Stored data entries -
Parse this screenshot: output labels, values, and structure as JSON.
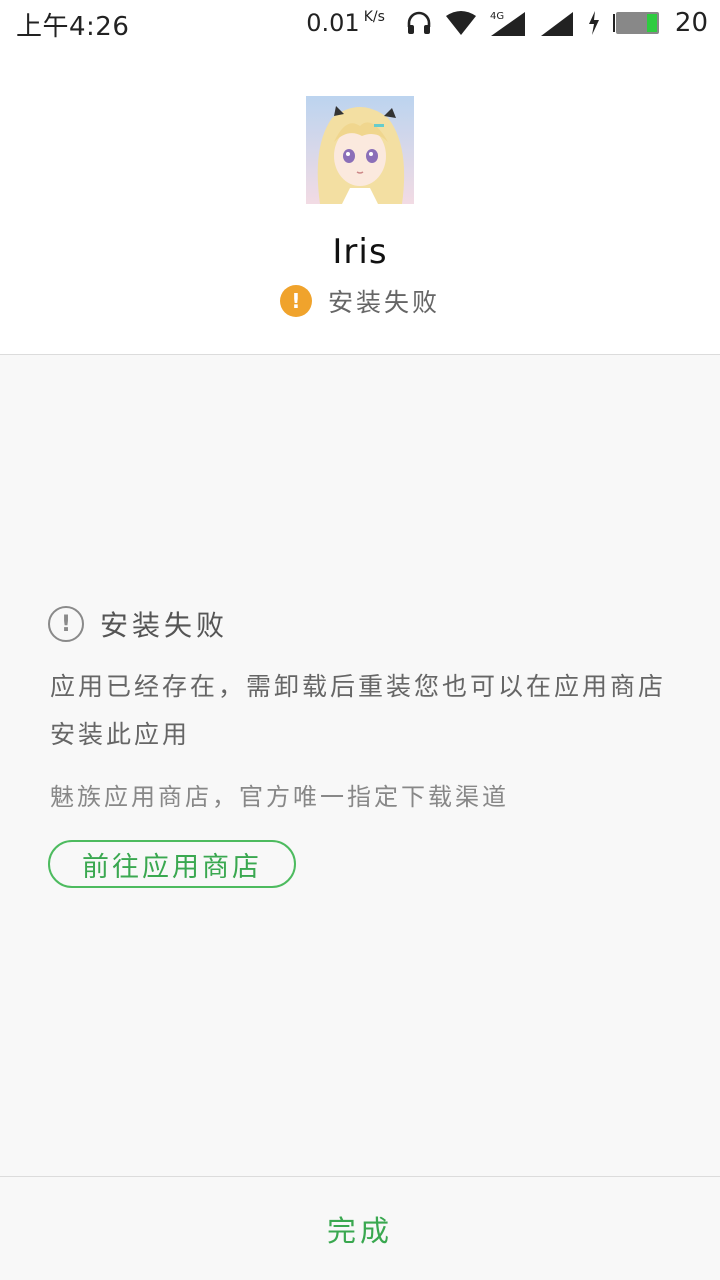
{
  "status_bar": {
    "time": "上午4:26",
    "net_speed": "0.01",
    "net_speed_unit": "K/s",
    "network_type": "4G",
    "battery": "20",
    "icons": [
      "headphones-icon",
      "wifi-icon",
      "signal-4g-icon",
      "signal-icon",
      "charging-icon",
      "battery-icon"
    ]
  },
  "app": {
    "name": "Iris",
    "status": "安装失败",
    "status_color": "#f0a32c"
  },
  "error": {
    "title": "安装失败",
    "description": "应用已经存在，需卸载后重装您也可以在应用商店安装此应用",
    "channel_note": "魅族应用商店，官方唯一指定下载渠道",
    "store_button": "前往应用商店"
  },
  "footer": {
    "done_label": "完成"
  },
  "colors": {
    "accent_green": "#3aa850",
    "warning": "#f0a32c",
    "background": "#f8f8f8"
  }
}
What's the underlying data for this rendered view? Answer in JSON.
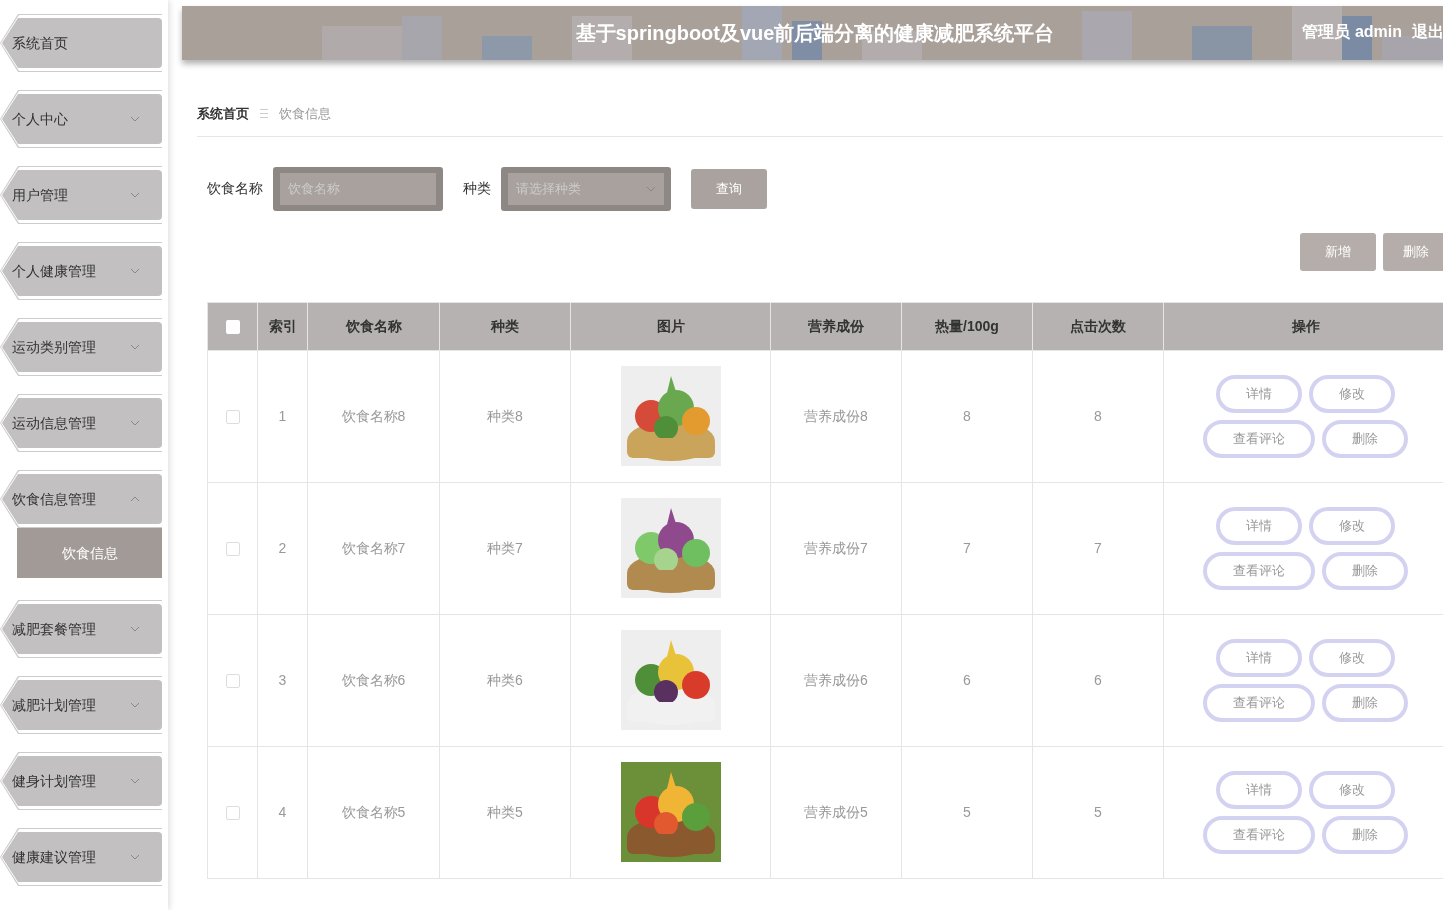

Objective - The material above must be printed exactly, with its pictures left out.

The solution -
Parse this screenshot: output labels, values, and structure as JSON.
{
  "status_bar": {
    "time": "上午4:26",
    "net_speed": "0.01",
    "net_speed_unit": "K/s",
    "network_type": "4G",
    "battery": "20",
    "icons": [
      "headphones-icon",
      "wifi-icon",
      "signal-4g-icon",
      "signal-icon",
      "charging-icon",
      "battery-icon"
    ]
  },
  "app": {
    "name": "Iris",
    "status": "安装失败",
    "status_color": "#f0a32c"
  },
  "error": {
    "title": "安装失败",
    "description": "应用已经存在，需卸载后重装您也可以在应用商店安装此应用",
    "channel_note": "魅族应用商店，官方唯一指定下载渠道",
    "store_button": "前往应用商店"
  },
  "footer": {
    "done_label": "完成"
  },
  "colors": {
    "accent_green": "#3aa850",
    "warning": "#f0a32c",
    "background": "#f8f8f8"
  }
}
What's the underlying data for this rendered view? Answer in JSON.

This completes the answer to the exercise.